> _Exercise description_
State the number of lines in these records holding "qëndrimi". Say nothing more.

> _Entries shown_
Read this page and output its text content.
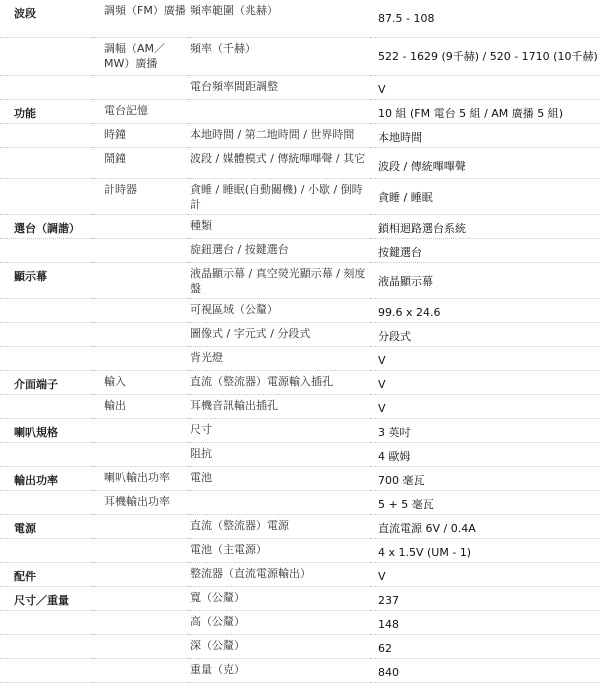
波段	調頻（FM）廣播	頻率範圍（兆赫）	87.5 - 108
	調幅（AM／MW）廣播	頻率（千赫）	522 - 1629 (9千赫) / 520 - 1710 (10千赫)
		電台頻率間距調整	V
功能	電台記憶		10 組 (FM 電台 5 組 / AM 廣播 5 組)
	時鐘	本地時間 / 第二地時間 / 世界時間	本地時間
	鬧鐘	波段 / 媒體模式 / 傳統嗶嗶聲 / 其它	波段 / 傳統嗶嗶聲
	計時器	貪睡 / 睡眠(自動關機) / 小歇 / 倒時計	貪睡 / 睡眠
選台（調諧）		種類	鎖相迴路選台系統
		旋鈕選台 / 按鍵選台	按鍵選台
顯示幕		液晶顯示幕 / 真空熒光顯示幕 / 刻度盤	液晶顯示幕
		可視區域（公釐）	99.6 x 24.6
		圖像式 / 字元式 / 分段式	分段式
		背光燈	V
介面端子	輸入	直流（整流器）電源輸入插孔	V
	輸出	耳機音訊輸出插孔	V
喇叭規格		尺寸	3 英吋
		阻抗	4 歐姆
輸出功率	喇叭輸出功率	電池	700 毫瓦
	耳機輸出功率		5 + 5 毫瓦
電源		直流（整流器）電源	直流電源 6V / 0.4A
		電池（主電源）	4 x 1.5V (UM - 1)
配件		整流器（直流電源輸出）	V
尺寸／重量		寬（公釐）	237
		高（公釐）	148
		深（公釐）	62
		重量（克）	840
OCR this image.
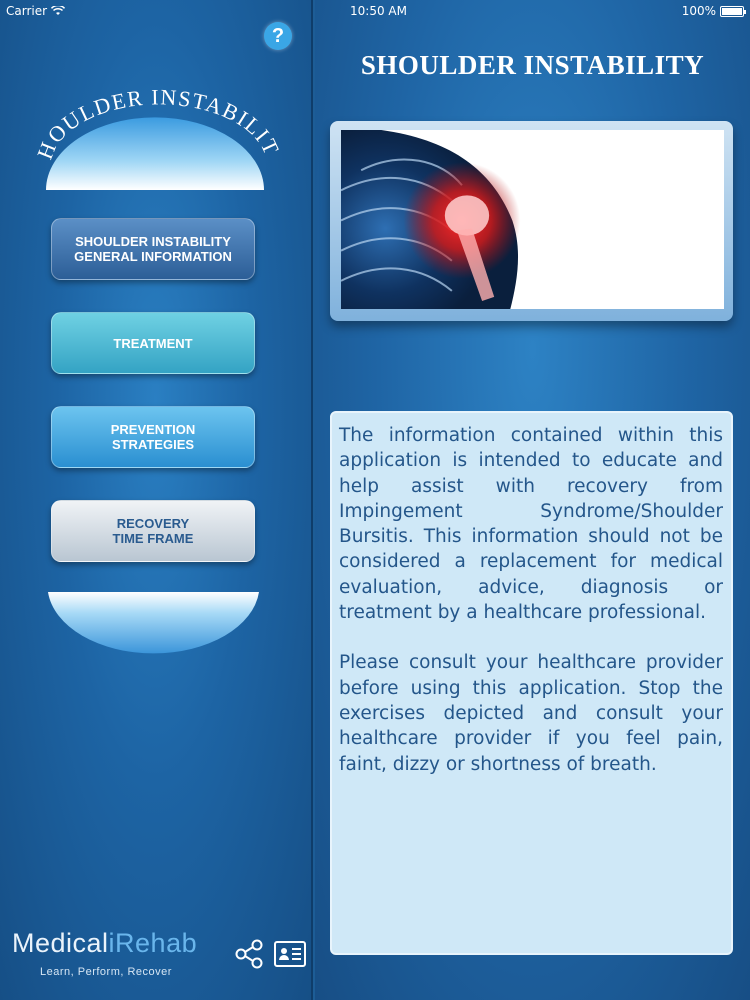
Carrier	10:50 AM	100%
?
HOULDER INSTABILI
SHOULDER INSTABILITY
GENERAL INFORMATION
TREATMENT
PREVENTION
STRATEGIES
RECOVERY
TIME FRAME
MedicaliRehab
Learn, Perform, Recover
SHOULDER INSTABILITY

The information contained within this application is intended to educate and help assist with recovery from Impingement Syndrome/Shoulder Bursitis. This information should not be considered a replacement for medical evaluation, advice, diagnosis or treatment by a healthcare professional.

Please consult your healthcare provider before using this application. Stop the exercises depicted and consult your healthcare provider if you feel pain, faint, dizzy or shortness of breath.
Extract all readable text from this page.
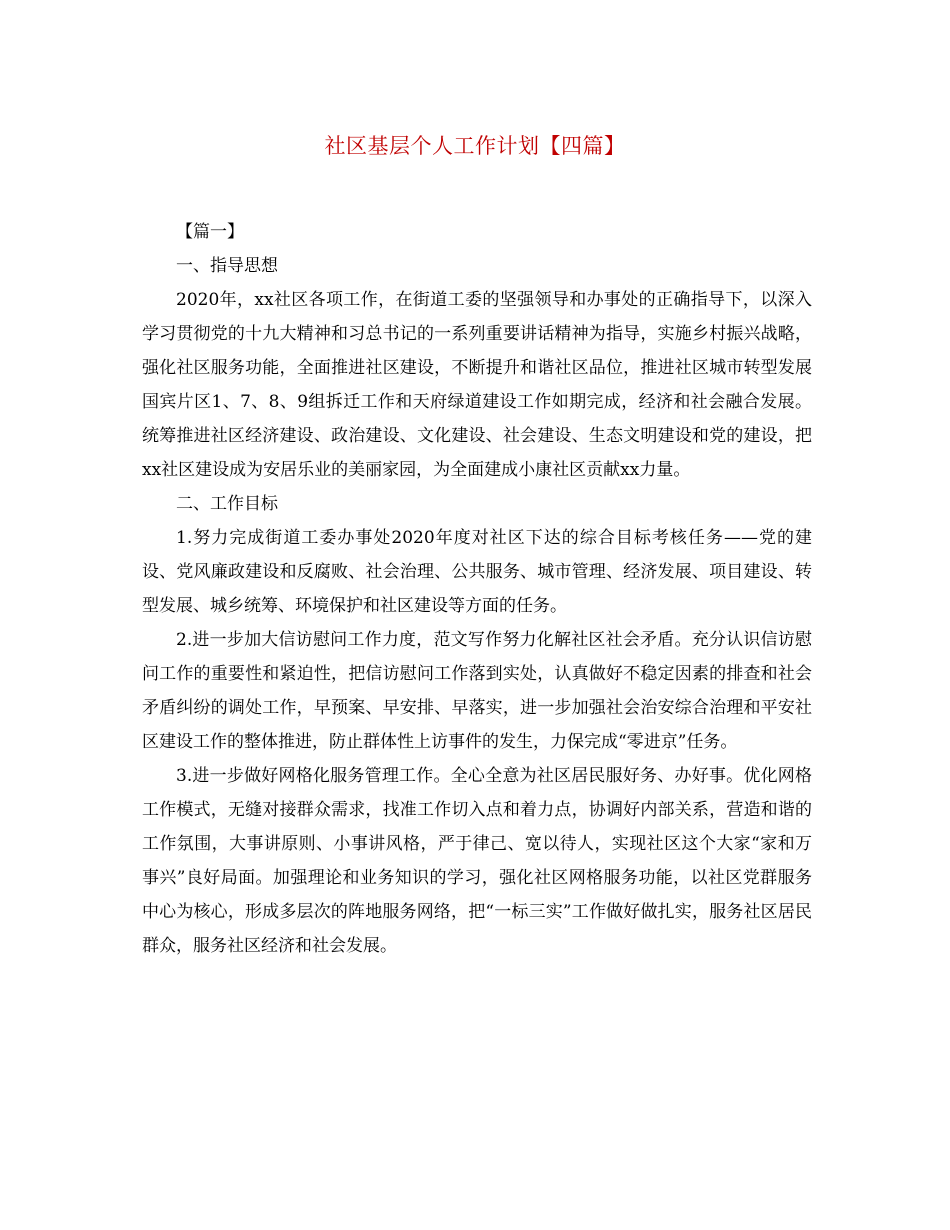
社区基层个人工作计划【四篇】

【篇一】

一、指导思想

2020年，xx社区各项工作，在街道工委的坚强领导和办事处的正确指导下，以深入学习贯彻党的十九大精神和习总书记的一系列重要讲话精神为指导，实施乡村振兴战略，强化社区服务功能，全面推进社区建设，不断提升和谐社区品位，推进社区城市转型发展国宾片区1、7、8、9组拆迁工作和天府绿道建设工作如期完成，经济和社会融合发展。统筹推进社区经济建设、政治建设、文化建设、社会建设、生态文明建设和党的建设，把xx社区建设成为安居乐业的美丽家园，为全面建成小康社区贡献xx力量。

二、工作目标

1.努力完成街道工委办事处2020年度对社区下达的综合目标考核任务——党的建设、党风廉政建设和反腐败、社会治理、公共服务、城市管理、经济发展、项目建设、转型发展、城乡统筹、环境保护和社区建设等方面的任务。

2.进一步加大信访慰问工作力度，范文写作努力化解社区社会矛盾。充分认识信访慰问工作的重要性和紧迫性，把信访慰问工作落到实处，认真做好不稳定因素的排查和社会矛盾纠纷的调处工作，早预案、早安排、早落实，进一步加强社会治安综合治理和平安社区建设工作的整体推进，防止群体性上访事件的发生，力保完成“零进京”任务。

3.进一步做好网格化服务管理工作。全心全意为社区居民服好务、办好事。优化网格工作模式，无缝对接群众需求，找准工作切入点和着力点，协调好内部关系，营造和谐的工作氛围，大事讲原则、小事讲风格，严于律己、宽以待人，实现社区这个大家“家和万事兴”良好局面。加强理论和业务知识的学习，强化社区网格服务功能，以社区党群服务中心为核心，形成多层次的阵地服务网络，把“一标三实”工作做好做扎实，服务社区居民群众，服务社区经济和社会发展。
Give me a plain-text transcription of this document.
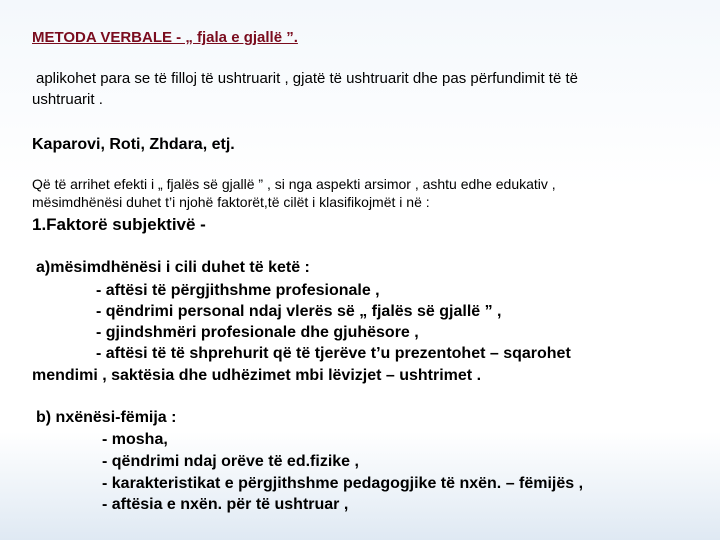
METODA VERBALE - „ fjala e gjallë ”.
aplikohet para se të filloj të ushtruarit , gjatë të ushtruarit dhe pas përfundimit të të
ushtruarit .
Kaparovi, Roti, Zhdara, etj.
Që të arrihet efekti i „ fjalës së gjallë ” , si nga aspekti arsimor , ashtu edhe edukativ ,
mësimdhënësi duhet t’i njohë faktorët,të cilët i klasifikojmët i në :
1.Faktorë subjektivë -
a)mësimdhënësi i cili duhet të ketë :
- aftësi të përgjithshme profesionale ,
- qëndrimi personal ndaj vlerës së „ fjalës së gjallë ” ,
- gjindshmëri profesionale dhe gjuhësore ,
- aftësi të të shprehurit që të tjerëve t’u prezentohet – sqarohet
mendimi , saktësia dhe udhëzimet mbi lëvizjet – ushtrimet .
b) nxënësi-fëmija :
- mosha,
- qëndrimi ndaj orëve të ed.fizike ,
- karakteristikat e përgjithshme pedagogjike të nxën. – fëmijës ,
- aftësia e nxën. për të ushtruar ,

> _Task result_
2